Working data:
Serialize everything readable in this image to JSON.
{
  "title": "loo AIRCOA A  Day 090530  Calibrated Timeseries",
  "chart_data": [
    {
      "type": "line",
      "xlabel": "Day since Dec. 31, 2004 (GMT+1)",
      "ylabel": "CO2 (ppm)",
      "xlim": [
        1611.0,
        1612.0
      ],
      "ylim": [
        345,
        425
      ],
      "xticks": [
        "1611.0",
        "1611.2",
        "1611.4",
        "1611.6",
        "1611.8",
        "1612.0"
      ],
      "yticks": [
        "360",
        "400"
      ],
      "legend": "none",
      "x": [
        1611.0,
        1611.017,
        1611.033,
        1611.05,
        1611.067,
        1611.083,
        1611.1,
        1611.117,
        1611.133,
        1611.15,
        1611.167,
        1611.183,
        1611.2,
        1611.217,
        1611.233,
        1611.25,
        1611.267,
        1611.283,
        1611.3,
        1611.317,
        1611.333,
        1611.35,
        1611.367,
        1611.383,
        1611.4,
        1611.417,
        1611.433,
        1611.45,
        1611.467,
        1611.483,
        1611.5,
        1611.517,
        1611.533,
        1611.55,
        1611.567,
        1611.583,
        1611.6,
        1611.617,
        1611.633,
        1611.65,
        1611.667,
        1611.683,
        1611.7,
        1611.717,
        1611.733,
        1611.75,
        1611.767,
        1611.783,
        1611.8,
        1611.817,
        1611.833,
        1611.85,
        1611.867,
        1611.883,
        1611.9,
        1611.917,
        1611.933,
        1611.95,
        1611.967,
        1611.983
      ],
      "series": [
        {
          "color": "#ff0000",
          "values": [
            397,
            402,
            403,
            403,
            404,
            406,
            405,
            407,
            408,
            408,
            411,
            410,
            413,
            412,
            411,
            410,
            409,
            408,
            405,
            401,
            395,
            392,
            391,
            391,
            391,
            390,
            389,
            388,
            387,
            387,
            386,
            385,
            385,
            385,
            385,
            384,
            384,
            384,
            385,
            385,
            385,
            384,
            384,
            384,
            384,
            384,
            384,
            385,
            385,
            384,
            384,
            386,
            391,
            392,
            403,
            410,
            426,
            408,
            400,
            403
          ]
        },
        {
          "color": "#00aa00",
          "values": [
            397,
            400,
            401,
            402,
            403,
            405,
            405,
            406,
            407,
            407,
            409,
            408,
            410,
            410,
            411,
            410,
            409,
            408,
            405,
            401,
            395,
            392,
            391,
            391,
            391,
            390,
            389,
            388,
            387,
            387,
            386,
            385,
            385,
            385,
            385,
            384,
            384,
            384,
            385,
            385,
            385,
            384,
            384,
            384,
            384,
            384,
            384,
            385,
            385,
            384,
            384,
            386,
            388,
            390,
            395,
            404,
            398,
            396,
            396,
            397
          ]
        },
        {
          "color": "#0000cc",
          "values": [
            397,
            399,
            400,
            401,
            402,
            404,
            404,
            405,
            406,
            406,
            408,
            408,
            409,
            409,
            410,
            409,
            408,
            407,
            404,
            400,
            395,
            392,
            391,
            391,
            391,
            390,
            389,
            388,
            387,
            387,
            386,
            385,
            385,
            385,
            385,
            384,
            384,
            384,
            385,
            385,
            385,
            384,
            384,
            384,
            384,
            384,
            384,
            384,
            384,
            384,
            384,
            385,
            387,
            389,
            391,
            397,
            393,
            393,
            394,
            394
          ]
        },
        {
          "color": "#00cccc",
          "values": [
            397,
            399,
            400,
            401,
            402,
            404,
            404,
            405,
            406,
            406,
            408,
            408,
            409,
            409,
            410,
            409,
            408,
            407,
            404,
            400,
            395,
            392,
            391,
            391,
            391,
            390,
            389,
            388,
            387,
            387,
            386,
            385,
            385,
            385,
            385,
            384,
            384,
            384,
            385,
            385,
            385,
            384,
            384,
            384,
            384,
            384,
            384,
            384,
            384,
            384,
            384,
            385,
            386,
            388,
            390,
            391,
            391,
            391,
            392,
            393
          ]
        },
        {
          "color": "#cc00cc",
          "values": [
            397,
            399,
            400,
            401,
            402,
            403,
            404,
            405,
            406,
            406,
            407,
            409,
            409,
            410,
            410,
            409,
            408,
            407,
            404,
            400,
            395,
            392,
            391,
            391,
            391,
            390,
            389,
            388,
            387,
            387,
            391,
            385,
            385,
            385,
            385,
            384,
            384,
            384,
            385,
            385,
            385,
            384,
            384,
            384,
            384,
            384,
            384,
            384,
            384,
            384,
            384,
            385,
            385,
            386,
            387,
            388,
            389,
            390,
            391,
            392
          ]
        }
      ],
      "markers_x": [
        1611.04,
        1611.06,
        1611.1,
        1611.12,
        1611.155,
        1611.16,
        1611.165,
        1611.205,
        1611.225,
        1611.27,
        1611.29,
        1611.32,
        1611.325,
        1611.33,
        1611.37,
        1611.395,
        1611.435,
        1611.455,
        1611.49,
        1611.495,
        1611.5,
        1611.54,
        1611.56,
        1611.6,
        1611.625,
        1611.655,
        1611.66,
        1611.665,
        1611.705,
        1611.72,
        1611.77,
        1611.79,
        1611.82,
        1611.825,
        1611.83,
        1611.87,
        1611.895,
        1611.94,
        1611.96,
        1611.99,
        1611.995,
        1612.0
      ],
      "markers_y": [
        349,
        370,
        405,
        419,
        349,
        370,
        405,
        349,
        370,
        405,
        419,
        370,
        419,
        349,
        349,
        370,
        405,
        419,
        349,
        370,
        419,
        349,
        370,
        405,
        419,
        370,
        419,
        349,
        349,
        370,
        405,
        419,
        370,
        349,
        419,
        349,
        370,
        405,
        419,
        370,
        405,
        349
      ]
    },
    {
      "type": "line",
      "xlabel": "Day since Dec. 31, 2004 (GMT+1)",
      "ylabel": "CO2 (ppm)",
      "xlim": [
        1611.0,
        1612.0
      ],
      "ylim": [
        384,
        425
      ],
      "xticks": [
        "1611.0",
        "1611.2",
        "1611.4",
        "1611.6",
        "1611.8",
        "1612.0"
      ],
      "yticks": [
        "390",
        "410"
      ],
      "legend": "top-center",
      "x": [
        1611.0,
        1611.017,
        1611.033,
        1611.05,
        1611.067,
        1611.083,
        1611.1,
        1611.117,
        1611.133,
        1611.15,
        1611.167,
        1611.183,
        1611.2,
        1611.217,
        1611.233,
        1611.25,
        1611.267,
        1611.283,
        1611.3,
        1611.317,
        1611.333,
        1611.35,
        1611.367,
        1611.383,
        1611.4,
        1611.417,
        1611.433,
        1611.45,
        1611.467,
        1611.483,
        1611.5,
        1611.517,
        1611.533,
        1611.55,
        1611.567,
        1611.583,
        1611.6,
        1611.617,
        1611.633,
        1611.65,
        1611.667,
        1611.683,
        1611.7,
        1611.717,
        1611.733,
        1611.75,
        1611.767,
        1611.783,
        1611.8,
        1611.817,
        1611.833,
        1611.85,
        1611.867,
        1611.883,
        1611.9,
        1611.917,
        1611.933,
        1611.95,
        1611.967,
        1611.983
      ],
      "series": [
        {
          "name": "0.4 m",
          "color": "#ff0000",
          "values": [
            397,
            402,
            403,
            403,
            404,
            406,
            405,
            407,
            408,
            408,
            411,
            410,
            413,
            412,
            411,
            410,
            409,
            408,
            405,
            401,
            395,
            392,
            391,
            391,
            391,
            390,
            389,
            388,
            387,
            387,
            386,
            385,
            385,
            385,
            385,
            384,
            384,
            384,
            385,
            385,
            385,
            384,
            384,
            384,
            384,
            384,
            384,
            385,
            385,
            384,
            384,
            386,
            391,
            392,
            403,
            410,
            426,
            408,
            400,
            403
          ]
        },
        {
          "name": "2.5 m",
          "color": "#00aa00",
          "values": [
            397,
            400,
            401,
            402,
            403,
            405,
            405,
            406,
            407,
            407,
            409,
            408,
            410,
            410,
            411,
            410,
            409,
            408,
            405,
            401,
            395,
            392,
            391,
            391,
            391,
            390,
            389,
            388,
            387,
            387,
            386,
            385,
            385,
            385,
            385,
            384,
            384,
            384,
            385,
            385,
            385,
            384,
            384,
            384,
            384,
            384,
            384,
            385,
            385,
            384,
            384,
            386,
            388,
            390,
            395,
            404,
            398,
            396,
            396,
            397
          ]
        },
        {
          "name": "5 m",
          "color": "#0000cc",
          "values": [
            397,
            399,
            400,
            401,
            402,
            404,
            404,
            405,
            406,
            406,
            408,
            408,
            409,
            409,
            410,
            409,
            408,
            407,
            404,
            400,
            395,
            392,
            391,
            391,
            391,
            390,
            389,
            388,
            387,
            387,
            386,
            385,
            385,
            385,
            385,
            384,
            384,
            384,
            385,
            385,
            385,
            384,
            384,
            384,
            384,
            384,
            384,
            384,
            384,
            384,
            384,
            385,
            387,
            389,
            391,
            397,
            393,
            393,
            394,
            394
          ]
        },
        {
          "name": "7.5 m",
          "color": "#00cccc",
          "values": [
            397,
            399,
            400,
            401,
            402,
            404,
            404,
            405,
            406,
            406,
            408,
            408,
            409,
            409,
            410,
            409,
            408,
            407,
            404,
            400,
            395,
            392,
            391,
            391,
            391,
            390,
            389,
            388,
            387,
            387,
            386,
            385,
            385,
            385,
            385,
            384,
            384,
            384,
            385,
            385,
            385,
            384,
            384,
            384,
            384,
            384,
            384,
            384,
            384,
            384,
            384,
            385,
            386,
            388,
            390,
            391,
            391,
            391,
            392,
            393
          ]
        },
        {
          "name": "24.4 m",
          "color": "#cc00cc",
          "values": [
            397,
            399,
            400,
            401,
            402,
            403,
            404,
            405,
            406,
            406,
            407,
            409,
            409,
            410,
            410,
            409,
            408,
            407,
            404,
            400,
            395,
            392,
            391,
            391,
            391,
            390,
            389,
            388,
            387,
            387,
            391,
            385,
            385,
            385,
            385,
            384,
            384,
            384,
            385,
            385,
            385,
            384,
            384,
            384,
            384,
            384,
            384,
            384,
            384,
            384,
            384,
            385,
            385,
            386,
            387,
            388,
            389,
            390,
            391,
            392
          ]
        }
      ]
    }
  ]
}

Aim of the exercise: In the data above, how many lines contain the string "name"? Answer with the number only.

Exercise output: 5